Every entry must be given again exactly.

Rows from a figure dataset
-- START --

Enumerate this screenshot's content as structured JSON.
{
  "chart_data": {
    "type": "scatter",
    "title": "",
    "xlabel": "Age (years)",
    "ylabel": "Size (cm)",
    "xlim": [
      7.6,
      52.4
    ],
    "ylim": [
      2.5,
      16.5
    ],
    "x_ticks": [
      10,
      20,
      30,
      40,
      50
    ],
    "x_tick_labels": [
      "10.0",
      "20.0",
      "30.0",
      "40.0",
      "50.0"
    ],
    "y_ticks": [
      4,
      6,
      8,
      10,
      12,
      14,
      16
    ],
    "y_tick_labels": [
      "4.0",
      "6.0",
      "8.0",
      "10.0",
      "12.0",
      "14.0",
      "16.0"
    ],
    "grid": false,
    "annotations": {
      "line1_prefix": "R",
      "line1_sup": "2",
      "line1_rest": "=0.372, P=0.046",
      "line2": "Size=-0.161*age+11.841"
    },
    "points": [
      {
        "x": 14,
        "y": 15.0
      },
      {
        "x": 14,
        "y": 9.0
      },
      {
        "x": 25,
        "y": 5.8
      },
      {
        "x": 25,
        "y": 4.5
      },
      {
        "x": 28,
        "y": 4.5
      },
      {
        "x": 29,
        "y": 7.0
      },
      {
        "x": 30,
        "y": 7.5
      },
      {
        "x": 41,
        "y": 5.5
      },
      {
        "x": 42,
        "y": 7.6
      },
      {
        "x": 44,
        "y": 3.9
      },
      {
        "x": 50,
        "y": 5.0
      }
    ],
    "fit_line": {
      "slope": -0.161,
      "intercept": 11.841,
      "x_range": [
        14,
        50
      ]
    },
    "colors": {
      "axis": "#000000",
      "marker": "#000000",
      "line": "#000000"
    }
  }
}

-- END --

### The output
Enumerate this screenshot's content as structured JSON.
{
  "chart_data": {
    "type": "scatter",
    "title": "",
    "xlabel": "Age (years)",
    "ylabel": "Size (cm)",
    "xlim": [
      7.6,
      52.4
    ],
    "ylim": [
      2.5,
      16.5
    ],
    "x_ticks": [
      10,
      20,
      30,
      40,
      50
    ],
    "x_tick_labels": [
      "10.0",
      "20.0",
      "30.0",
      "40.0",
      "50.0"
    ],
    "y_ticks": [
      4,
      6,
      8,
      10,
      12,
      14,
      16
    ],
    "y_tick_labels": [
      "4.0",
      "6.0",
      "8.0",
      "10.0",
      "12.0",
      "14.0",
      "16.0"
    ],
    "grid": false,
    "annotations": {
      "line1_prefix": "R",
      "line1_sup": "2",
      "line1_rest": "=0.372, P=0.046",
      "line2": "Size=-0.161*age+11.841"
    },
    "points": [
      {
        "x": 14,
        "y": 15.0
      },
      {
        "x": 14,
        "y": 9.0
      },
      {
        "x": 25,
        "y": 5.8
      },
      {
        "x": 25,
        "y": 4.5
      },
      {
        "x": 28,
        "y": 4.5
      },
      {
        "x": 29,
        "y": 7.0
      },
      {
        "x": 30,
        "y": 7.5
      },
      {
        "x": 41,
        "y": 5.5
      },
      {
        "x": 42,
        "y": 7.6
      },
      {
        "x": 44,
        "y": 3.9
      },
      {
        "x": 50,
        "y": 5.0
      }
    ],
    "fit_line": {
      "slope": -0.161,
      "intercept": 11.841,
      "x_range": [
        14,
        50
      ]
    },
    "colors": {
      "axis": "#000000",
      "marker": "#000000",
      "line": "#000000"
    }
  }
}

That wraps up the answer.